**EXERCISE BRIEF**
Bring together every line in the data that includes "amount".

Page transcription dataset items

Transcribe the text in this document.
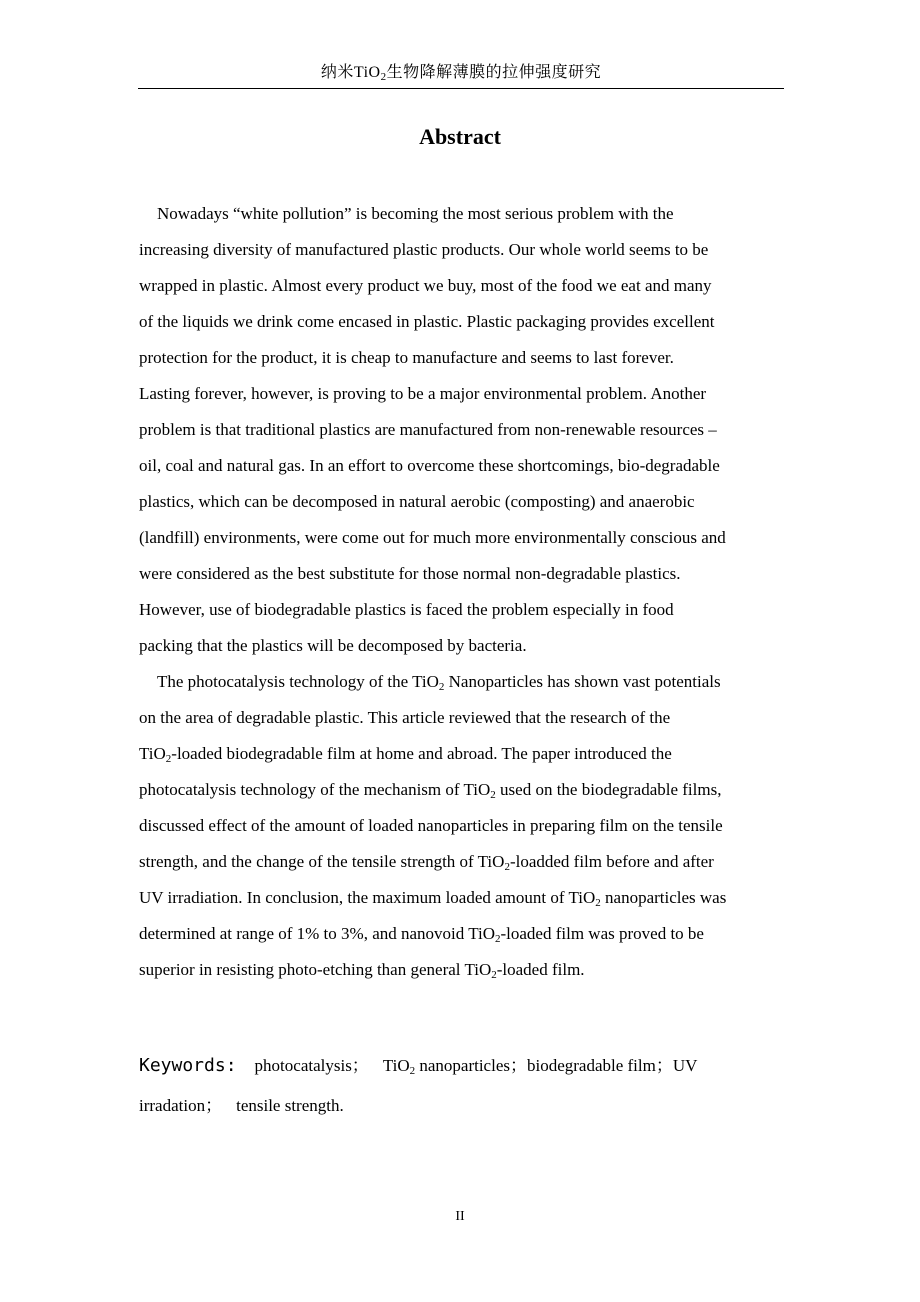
纳米TiO$_2$生物降解薄膜的拉伸强度研究
Abstract
Nowadays “white pollution” is becoming the most serious problem with the
increasing diversity of manufactured plastic products. Our whole world seems to be
wrapped in plastic. Almost every product we buy, most of the food we eat and many
of the liquids we drink come encased in plastic. Plastic packaging provides excellent
protection for the product, it is cheap to manufacture and seems to last forever.
Lasting forever, however, is proving to be a major environmental problem. Another
problem is that traditional plastics are manufactured from non-renewable resources –
oil, coal and natural gas. In an effort to overcome these shortcomings, bio-degradable
plastics, which can be decomposed in natural aerobic (composting) and anaerobic
(landfill) environments, were come out for much more environmentally conscious and
were considered as the best substitute for those normal non-degradable plastics.
However, use of biodegradable plastics is faced the problem especially in food
packing that the plastics will be decomposed by bacteria.
The photocatalysis technology of the TiO$_2$ Nanoparticles has shown vast potentials
on the area of degradable plastic. This article reviewed that the research of the
TiO$_2$-loaded biodegradable film at home and abroad. The paper introduced the
photocatalysis technology of the mechanism of TiO$_2$ used on the biodegradable films,
discussed effect of the amount of loaded nanoparticles in preparing film on the tensile
strength, and the change of the tensile strength of TiO$_2$-loadded film before and after
UV irradiation. In conclusion, the maximum loaded amount of TiO$_2$ nanoparticles was
determined at range of 1% to 3%, and nanovoid TiO$_2$-loaded film was proved to be
superior in resisting photo-etching than general TiO$_2$-loaded film.
Keywords: photocatalysis； TiO$_2$ nanoparticles；biodegradable film；UV
irradation； tensile strength.
II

**ANSWER**
discussed effect of the amount of loaded nanoparticles in preparing film on the tensile
UV irradiation. In conclusion, the maximum loaded amount of TiO$_2$ nanoparticles was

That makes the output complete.